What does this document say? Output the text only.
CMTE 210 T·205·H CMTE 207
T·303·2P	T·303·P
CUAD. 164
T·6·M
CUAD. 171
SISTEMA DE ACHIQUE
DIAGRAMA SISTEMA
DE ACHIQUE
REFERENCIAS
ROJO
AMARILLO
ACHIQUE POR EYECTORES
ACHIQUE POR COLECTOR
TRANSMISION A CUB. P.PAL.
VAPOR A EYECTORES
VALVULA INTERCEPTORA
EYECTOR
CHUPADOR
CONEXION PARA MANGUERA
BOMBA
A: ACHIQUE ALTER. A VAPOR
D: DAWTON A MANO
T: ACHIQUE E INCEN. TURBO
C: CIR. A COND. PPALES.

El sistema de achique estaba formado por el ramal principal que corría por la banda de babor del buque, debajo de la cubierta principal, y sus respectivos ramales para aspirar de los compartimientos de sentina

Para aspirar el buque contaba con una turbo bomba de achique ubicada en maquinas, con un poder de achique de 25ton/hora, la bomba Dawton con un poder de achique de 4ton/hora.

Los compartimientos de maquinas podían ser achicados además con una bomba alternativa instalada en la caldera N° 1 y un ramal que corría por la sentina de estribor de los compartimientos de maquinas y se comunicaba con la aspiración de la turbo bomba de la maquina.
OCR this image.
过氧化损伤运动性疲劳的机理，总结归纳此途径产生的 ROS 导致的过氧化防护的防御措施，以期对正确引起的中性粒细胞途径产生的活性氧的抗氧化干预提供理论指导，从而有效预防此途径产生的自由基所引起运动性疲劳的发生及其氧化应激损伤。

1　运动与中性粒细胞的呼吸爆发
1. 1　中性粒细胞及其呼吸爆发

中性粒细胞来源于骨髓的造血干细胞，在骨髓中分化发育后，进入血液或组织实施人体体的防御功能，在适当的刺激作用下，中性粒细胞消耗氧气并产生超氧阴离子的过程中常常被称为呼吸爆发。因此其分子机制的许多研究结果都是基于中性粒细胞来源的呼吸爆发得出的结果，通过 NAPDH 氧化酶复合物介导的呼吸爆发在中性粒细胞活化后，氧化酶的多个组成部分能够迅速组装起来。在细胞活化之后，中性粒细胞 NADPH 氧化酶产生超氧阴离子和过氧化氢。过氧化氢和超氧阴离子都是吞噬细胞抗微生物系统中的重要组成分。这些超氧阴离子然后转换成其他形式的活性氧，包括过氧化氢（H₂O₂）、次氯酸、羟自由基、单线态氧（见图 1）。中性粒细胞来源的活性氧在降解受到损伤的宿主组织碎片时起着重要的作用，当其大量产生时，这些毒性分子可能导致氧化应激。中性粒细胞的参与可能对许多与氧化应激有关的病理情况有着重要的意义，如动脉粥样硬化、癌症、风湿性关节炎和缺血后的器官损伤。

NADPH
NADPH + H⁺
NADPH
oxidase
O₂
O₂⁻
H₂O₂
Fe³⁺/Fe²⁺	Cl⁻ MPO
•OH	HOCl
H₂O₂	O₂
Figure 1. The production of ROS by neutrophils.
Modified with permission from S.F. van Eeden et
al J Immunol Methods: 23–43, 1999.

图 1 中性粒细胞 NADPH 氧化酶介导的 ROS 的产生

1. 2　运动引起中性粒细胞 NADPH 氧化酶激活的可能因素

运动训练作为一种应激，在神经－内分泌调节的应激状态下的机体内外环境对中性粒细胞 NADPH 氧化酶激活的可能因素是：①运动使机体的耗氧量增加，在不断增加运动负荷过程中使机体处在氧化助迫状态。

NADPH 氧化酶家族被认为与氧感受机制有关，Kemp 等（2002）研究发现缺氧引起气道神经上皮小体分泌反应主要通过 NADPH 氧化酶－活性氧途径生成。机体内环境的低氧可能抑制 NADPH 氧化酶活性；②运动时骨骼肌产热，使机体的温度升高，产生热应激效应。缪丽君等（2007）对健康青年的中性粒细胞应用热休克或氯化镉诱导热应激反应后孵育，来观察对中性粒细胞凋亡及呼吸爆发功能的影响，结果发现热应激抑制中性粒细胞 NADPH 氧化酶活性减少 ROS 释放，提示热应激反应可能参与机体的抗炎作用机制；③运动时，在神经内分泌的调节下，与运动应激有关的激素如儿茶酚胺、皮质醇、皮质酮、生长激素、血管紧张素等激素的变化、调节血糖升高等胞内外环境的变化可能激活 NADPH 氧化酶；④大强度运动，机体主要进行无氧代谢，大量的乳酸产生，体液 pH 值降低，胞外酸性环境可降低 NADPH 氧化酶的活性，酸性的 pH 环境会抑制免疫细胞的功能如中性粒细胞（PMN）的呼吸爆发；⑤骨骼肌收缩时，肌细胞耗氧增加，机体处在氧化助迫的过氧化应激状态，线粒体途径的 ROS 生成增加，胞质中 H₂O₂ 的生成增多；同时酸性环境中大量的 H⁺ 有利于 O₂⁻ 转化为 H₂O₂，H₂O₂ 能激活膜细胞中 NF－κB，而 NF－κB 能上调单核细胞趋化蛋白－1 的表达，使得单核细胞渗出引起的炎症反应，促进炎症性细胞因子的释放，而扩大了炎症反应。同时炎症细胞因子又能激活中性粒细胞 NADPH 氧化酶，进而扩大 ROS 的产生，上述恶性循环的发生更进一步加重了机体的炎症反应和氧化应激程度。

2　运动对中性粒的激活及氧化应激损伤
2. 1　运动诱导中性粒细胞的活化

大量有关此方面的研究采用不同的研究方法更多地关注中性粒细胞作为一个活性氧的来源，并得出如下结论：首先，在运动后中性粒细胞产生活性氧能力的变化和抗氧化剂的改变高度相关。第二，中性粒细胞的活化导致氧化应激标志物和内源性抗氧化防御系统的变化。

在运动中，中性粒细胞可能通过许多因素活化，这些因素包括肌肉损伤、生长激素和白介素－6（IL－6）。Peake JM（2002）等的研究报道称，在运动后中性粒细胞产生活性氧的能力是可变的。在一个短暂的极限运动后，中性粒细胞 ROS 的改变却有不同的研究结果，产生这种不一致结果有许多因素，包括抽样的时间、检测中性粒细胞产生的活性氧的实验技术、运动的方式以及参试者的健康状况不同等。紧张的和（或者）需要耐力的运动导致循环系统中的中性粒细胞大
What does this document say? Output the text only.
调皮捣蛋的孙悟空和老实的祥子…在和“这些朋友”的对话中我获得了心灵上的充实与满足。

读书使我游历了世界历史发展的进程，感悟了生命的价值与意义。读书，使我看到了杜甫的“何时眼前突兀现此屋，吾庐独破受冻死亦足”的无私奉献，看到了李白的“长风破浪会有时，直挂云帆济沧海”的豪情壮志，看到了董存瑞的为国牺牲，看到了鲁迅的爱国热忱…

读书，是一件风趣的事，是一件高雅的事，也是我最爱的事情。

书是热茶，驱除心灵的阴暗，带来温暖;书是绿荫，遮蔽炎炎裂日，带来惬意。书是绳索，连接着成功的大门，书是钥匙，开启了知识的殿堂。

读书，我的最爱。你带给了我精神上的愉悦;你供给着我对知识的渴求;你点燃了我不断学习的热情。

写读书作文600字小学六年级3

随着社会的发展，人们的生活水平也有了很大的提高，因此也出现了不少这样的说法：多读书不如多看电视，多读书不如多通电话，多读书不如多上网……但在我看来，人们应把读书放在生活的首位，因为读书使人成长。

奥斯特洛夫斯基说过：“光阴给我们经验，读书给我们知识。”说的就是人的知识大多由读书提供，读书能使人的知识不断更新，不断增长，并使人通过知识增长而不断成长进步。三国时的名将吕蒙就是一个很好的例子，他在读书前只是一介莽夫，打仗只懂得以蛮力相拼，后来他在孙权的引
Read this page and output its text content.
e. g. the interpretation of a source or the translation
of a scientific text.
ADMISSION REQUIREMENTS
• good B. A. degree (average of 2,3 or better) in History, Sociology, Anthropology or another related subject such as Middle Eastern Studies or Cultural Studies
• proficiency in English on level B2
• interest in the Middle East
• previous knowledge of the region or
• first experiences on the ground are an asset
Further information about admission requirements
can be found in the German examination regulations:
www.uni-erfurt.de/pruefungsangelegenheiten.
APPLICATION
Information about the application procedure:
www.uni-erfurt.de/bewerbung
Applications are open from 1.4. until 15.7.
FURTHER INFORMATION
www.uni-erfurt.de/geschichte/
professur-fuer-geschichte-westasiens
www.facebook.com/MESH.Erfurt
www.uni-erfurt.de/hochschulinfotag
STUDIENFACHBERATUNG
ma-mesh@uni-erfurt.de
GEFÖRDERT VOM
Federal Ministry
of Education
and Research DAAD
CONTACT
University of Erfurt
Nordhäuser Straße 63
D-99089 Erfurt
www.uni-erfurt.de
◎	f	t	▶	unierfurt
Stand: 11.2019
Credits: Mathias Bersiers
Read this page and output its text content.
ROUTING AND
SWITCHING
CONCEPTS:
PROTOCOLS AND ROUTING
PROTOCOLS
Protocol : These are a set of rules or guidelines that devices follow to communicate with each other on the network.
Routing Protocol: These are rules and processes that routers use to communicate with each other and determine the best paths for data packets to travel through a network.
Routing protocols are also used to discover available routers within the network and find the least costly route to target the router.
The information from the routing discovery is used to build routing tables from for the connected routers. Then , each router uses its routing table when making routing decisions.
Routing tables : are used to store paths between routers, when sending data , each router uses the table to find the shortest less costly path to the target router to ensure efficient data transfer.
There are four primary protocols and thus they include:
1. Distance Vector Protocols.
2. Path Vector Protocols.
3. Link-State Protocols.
____
Work to do.
Copy each line of the preceding data that contains the string "find".

Correct answer.
Routing protocols are also used to discover available routers within the network and find the least costly route to target the router.
Routing tables : are used to store paths between routers, when sending data , each router uses the table to find the shortest less costly path to the target router to ensure efficient data transfer.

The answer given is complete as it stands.